Work required:
Extract the lines that carry the string "text" from the listing.
------ Task input
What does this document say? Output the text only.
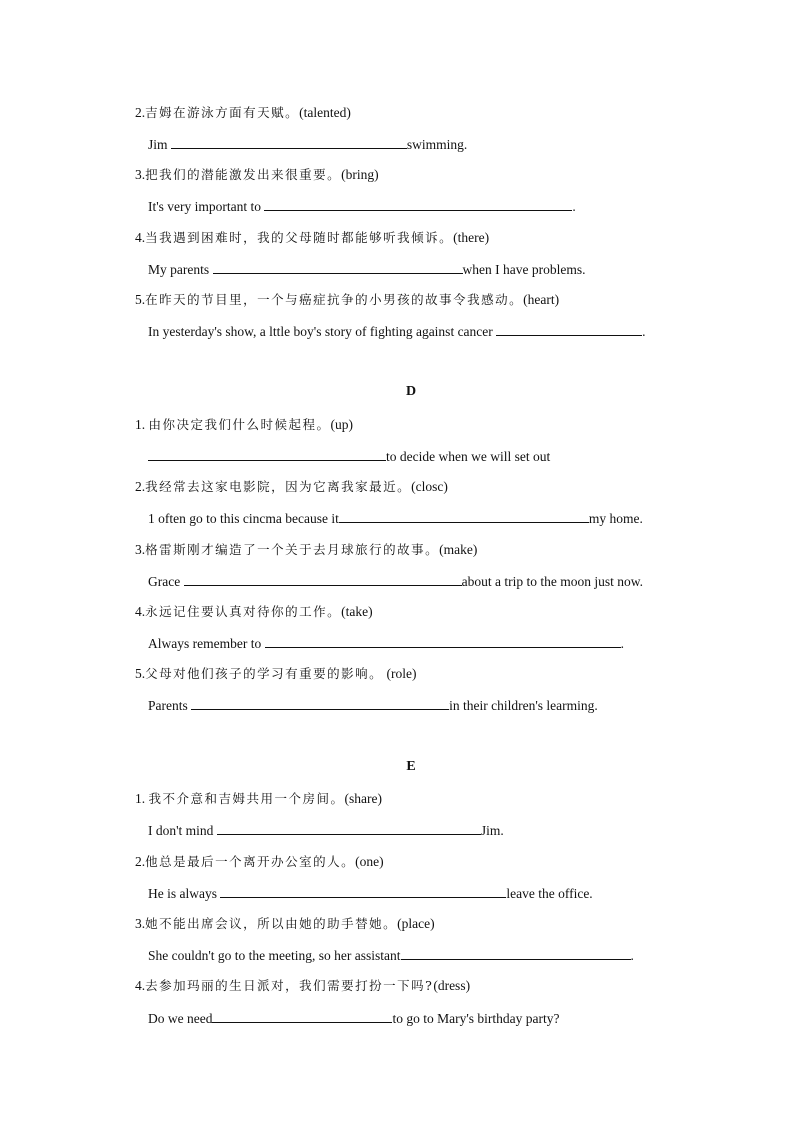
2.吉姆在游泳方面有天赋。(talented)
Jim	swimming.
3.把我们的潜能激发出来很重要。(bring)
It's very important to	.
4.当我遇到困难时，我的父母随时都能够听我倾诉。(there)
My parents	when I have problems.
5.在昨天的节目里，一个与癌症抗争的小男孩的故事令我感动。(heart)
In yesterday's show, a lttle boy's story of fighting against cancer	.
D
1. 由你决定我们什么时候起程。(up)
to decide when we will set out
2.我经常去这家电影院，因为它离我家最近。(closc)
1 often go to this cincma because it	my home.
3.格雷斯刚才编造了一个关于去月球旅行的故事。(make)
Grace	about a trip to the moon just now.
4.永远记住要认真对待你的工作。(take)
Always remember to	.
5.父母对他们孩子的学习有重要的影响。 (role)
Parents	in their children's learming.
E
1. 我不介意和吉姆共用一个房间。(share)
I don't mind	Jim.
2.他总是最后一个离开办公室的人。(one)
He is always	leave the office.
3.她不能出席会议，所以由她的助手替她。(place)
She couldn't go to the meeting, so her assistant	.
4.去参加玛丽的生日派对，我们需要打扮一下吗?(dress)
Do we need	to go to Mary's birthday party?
------------
------ Task input
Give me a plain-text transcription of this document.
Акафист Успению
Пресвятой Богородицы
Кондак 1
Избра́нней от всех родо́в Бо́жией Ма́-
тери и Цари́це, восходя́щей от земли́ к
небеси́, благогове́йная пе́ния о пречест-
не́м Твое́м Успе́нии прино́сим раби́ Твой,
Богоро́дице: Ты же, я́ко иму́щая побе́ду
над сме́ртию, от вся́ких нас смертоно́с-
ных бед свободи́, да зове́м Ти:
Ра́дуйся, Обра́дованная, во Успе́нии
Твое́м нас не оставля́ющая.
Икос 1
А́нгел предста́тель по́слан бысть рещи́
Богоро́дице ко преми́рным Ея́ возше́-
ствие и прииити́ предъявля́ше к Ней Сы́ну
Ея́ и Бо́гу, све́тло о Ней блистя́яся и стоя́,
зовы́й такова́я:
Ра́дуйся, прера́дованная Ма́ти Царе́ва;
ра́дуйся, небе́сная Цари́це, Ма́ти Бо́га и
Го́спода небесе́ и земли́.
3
------------
Full response:
What does this document say? Output the text only.
Give me a plain-text transcription of this document.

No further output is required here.